** START EXCERPTED RECORDS **
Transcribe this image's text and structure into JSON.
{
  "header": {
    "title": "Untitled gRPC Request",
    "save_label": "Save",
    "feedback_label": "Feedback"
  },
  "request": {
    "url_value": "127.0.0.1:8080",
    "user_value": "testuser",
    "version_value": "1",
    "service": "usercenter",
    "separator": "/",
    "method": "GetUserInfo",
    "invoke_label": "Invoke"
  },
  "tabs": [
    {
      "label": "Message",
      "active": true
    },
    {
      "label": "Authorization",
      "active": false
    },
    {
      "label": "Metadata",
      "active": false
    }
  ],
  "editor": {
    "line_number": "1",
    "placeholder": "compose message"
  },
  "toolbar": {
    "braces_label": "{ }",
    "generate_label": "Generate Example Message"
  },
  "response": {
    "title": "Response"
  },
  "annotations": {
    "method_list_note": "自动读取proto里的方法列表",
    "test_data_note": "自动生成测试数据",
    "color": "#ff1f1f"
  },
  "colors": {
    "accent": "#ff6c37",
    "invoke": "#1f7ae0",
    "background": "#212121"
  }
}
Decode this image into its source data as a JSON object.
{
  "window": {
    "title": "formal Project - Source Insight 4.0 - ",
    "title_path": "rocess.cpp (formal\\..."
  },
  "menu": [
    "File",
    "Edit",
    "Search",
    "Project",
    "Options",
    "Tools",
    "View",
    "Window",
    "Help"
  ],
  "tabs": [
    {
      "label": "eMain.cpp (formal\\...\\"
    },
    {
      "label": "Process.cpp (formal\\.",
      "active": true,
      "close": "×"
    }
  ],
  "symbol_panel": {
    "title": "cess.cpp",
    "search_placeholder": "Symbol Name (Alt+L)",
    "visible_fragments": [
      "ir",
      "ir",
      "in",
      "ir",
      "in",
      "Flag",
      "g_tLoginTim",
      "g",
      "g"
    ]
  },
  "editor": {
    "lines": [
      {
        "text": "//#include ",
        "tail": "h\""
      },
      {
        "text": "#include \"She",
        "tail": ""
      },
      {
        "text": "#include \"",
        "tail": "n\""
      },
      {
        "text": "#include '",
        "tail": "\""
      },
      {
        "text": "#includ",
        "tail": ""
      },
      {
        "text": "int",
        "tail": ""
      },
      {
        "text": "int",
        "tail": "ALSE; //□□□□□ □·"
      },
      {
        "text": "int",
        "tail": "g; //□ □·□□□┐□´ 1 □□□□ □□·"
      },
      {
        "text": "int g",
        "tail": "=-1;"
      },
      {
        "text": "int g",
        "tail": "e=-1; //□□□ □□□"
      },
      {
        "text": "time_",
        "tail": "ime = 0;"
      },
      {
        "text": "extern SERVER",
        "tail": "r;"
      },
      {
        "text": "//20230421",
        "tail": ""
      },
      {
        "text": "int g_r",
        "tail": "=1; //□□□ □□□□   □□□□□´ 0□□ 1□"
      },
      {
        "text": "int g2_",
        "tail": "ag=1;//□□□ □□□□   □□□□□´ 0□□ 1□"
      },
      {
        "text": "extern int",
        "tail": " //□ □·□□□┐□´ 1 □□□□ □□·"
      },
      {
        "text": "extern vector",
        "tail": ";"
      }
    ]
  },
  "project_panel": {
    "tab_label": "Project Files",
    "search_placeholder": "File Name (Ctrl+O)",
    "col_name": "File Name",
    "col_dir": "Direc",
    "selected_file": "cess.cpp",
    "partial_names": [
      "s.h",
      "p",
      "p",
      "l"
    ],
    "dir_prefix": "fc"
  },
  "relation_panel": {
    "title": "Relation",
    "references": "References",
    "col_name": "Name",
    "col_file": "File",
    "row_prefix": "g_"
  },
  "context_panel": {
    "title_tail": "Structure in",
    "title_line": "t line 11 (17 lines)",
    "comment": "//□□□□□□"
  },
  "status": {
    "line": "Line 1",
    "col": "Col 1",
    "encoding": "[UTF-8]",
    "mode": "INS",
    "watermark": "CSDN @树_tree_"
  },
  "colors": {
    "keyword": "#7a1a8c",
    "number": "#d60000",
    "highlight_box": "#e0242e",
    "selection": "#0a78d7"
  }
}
** END EXCERPTED RECORDS **
◆ SET EXERCISE
Go through the listing above and restate it word for word.

◆ COMPLETE ANSWER
Transcribe this image's text and structure into JSON.
{
  "header": {
    "title": "Untitled gRPC Request",
    "save_label": "Save",
    "feedback_label": "Feedback"
  },
  "request": {
    "url_value": "127.0.0.1:8080",
    "user_value": "testuser",
    "version_value": "1",
    "service": "usercenter",
    "separator": "/",
    "method": "GetUserInfo",
    "invoke_label": "Invoke"
  },
  "tabs": [
    {
      "label": "Message",
      "active": true
    },
    {
      "label": "Authorization",
      "active": false
    },
    {
      "label": "Metadata",
      "active": false
    }
  ],
  "editor": {
    "line_number": "1",
    "placeholder": "compose message"
  },
  "toolbar": {
    "braces_label": "{ }",
    "generate_label": "Generate Example Message"
  },
  "response": {
    "title": "Response"
  },
  "annotations": {
    "method_list_note": "自动读取proto里的方法列表",
    "test_data_note": "自动生成测试数据",
    "color": "#ff1f1f"
  },
  "colors": {
    "accent": "#ff6c37",
    "invoke": "#1f7ae0",
    "background": "#212121"
  }
}
Decode this image into its source data as a JSON object.
{
  "window": {
    "title": "formal Project - Source Insight 4.0 - ",
    "title_path": "rocess.cpp (formal\\..."
  },
  "menu": [
    "File",
    "Edit",
    "Search",
    "Project",
    "Options",
    "Tools",
    "View",
    "Window",
    "Help"
  ],
  "tabs": [
    {
      "label": "eMain.cpp (formal\\...\\"
    },
    {
      "label": "Process.cpp (formal\\.",
      "active": true,
      "close": "×"
    }
  ],
  "symbol_panel": {
    "title": "cess.cpp",
    "search_placeholder": "Symbol Name (Alt+L)",
    "visible_fragments": [
      "ir",
      "ir",
      "in",
      "ir",
      "in",
      "Flag",
      "g_tLoginTim",
      "g",
      "g"
    ]
  },
  "editor": {
    "lines": [
      {
        "text": "//#include ",
        "tail": "h\""
      },
      {
        "text": "#include \"She",
        "tail": ""
      },
      {
        "text": "#include \"",
        "tail": "n\""
      },
      {
        "text": "#include '",
        "tail": "\""
      },
      {
        "text": "#includ",
        "tail": ""
      },
      {
        "text": "int",
        "tail": ""
      },
      {
        "text": "int",
        "tail": "ALSE; //□□□□□ □·"
      },
      {
        "text": "int",
        "tail": "g; //□ □·□□□┐□´ 1 □□□□ □□·"
      },
      {
        "text": "int g",
        "tail": "=-1;"
      },
      {
        "text": "int g",
        "tail": "e=-1; //□□□ □□□"
      },
      {
        "text": "time_",
        "tail": "ime = 0;"
      },
      {
        "text": "extern SERVER",
        "tail": "r;"
      },
      {
        "text": "//20230421",
        "tail": ""
      },
      {
        "text": "int g_r",
        "tail": "=1; //□□□ □□□□   □□□□□´ 0□□ 1□"
      },
      {
        "text": "int g2_",
        "tail": "ag=1;//□□□ □□□□   □□□□□´ 0□□ 1□"
      },
      {
        "text": "extern int",
        "tail": " //□ □·□□□┐□´ 1 □□□□ □□·"
      },
      {
        "text": "extern vector",
        "tail": ";"
      }
    ]
  },
  "project_panel": {
    "tab_label": "Project Files",
    "search_placeholder": "File Name (Ctrl+O)",
    "col_name": "File Name",
    "col_dir": "Direc",
    "selected_file": "cess.cpp",
    "partial_names": [
      "s.h",
      "p",
      "p",
      "l"
    ],
    "dir_prefix": "fc"
  },
  "relation_panel": {
    "title": "Relation",
    "references": "References",
    "col_name": "Name",
    "col_file": "File",
    "row_prefix": "g_"
  },
  "context_panel": {
    "title_tail": "Structure in",
    "title_line": "t line 11 (17 lines)",
    "comment": "//□□□□□□"
  },
  "status": {
    "line": "Line 1",
    "col": "Col 1",
    "encoding": "[UTF-8]",
    "mode": "INS",
    "watermark": "CSDN @树_tree_"
  },
  "colors": {
    "keyword": "#7a1a8c",
    "number": "#d60000",
    "highlight_box": "#e0242e",
    "selection": "#0a78d7"
  }
}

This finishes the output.